- Supplied data:
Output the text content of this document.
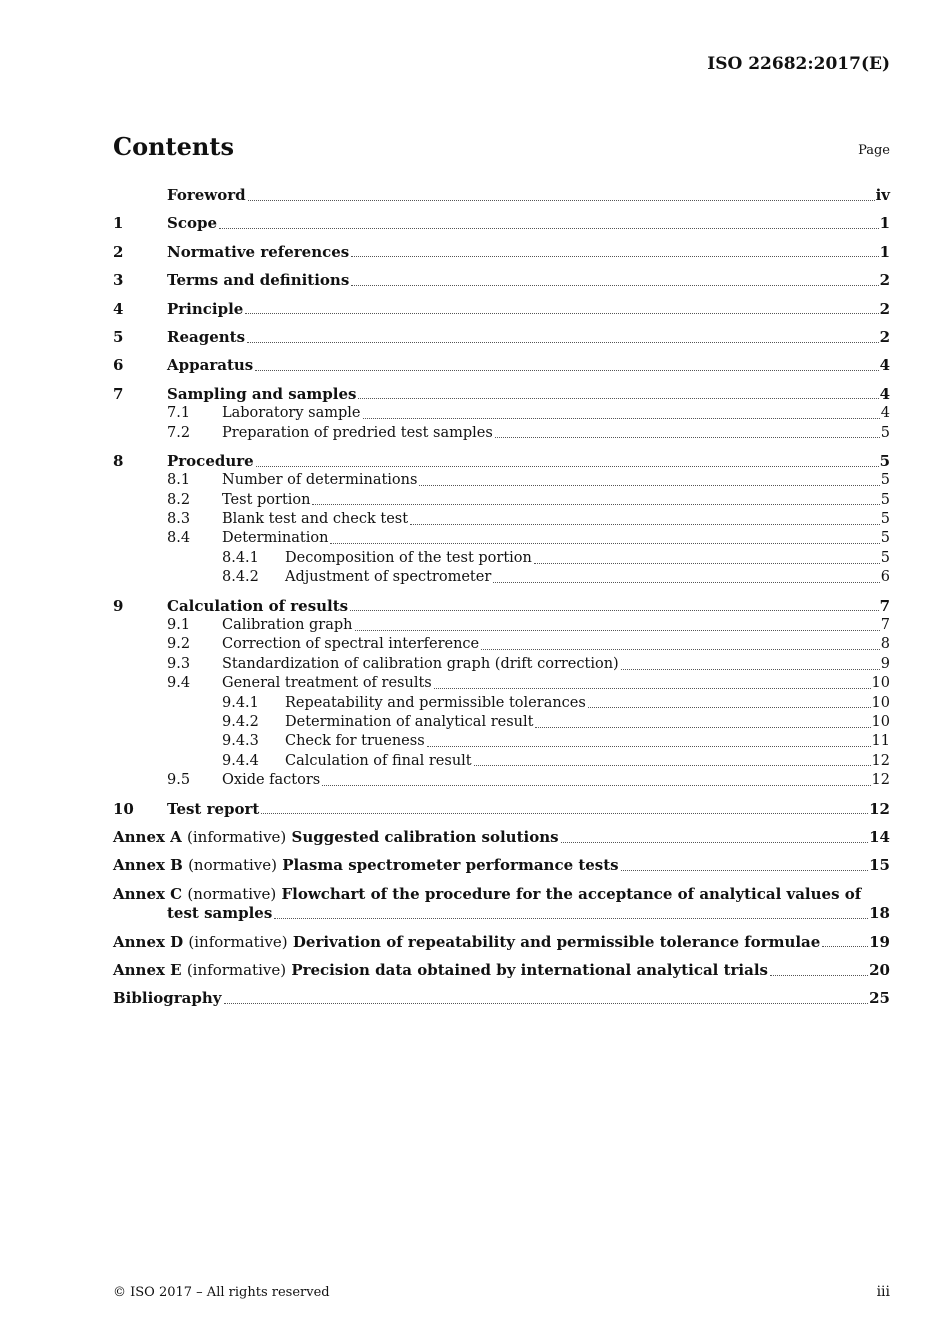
ISO 22682:2017(E)
Contents	Page
Foreword	iv
1	Scope	1
2	Normative references	1
3	Terms and definitions	2
4	Principle	2
5	Reagents	2
6	Apparatus	4
7	Sampling and samples	4
7.1	Laboratory sample	4
7.2	Preparation of predried test samples	5
8	Procedure	5
8.1	Number of determinations	5
8.2	Test portion	5
8.3	Blank test and check test	5
8.4	Determination	5
8.4.1	Decomposition of the test portion	5
8.4.2	Adjustment of spectrometer	6
9	Calculation of results	7
9.1	Calibration graph	7
9.2	Correction of spectral interference	8
9.3	Standardization of calibration graph (drift correction)	9
9.4	General treatment of results	10
9.4.1	Repeatability and permissible tolerances	10
9.4.2	Determination of analytical result	10
9.4.3	Check for trueness	11
9.4.4	Calculation of final result	12
9.5	Oxide factors	12
10	Test report	12
Annex A (informative) Suggested calibration solutions	14
Annex B (normative) Plasma spectrometer performance tests	15
Annex C (normative) Flowchart of the procedure for the acceptance of analytical values of
test samples	18
Annex D (informative) Derivation of repeatability and permissible tolerance formulae	19
Annex E (informative) Precision data obtained by international analytical trials	20
Bibliography	25
© ISO 2017 – All rights reserved	iii
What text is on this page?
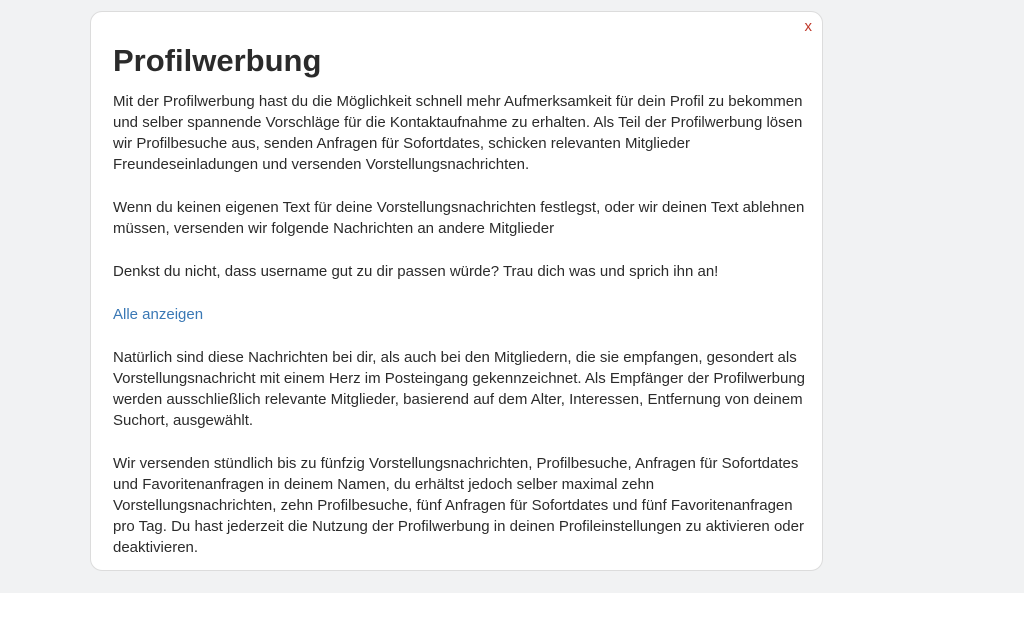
x
Profilwerbung

Mit der Profilwerbung hast du die Möglichkeit schnell mehr Aufmerksamkeit für dein Profil zu bekommen und selber spannende Vorschläge für die Kontaktaufnahme zu erhalten. Als Teil der Profilwerbung lösen wir Profilbesuche aus, senden Anfragen für Sofortdates, schicken relevanten Mitglieder Freundeseinladungen und versenden Vorstellungsnachrichten.

Wenn du keinen eigenen Text für deine Vorstellungsnachrichten festlegst, oder wir deinen Text ablehnen müssen, versenden wir folgende Nachrichten an andere Mitglieder

Denkst du nicht, dass username gut zu dir passen würde? Trau dich was und sprich ihn an!

Alle anzeigen

Natürlich sind diese Nachrichten bei dir, als auch bei den Mitgliedern, die sie empfangen, gesondert als Vorstellungsnachricht mit einem Herz im Posteingang gekennzeichnet. Als Empfänger der Profilwerbung werden ausschließlich relevante Mitglieder, basierend auf dem Alter, Interessen, Entfernung von deinem Suchort, ausgewählt.

Wir versenden stündlich bis zu fünfzig Vorstellungsnachrichten, Profilbesuche, Anfragen für Sofortdates und Favoritenanfragen in deinem Namen, du erhältst jedoch selber maximal zehn Vorstellungsnachrichten, zehn Profilbesuche, fünf Anfragen für Sofortdates und fünf Favoritenanfragen pro Tag. Du hast jederzeit die Nutzung der Profilwerbung in deinen Profileinstellungen zu aktivieren oder deaktivieren.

- Goal of the exercise:
In the material above, find the lines that contain "samples" and show them.

- The completed task:
7	Sampling and samples	4
7.2	Preparation of predried test samples	5
test samples	18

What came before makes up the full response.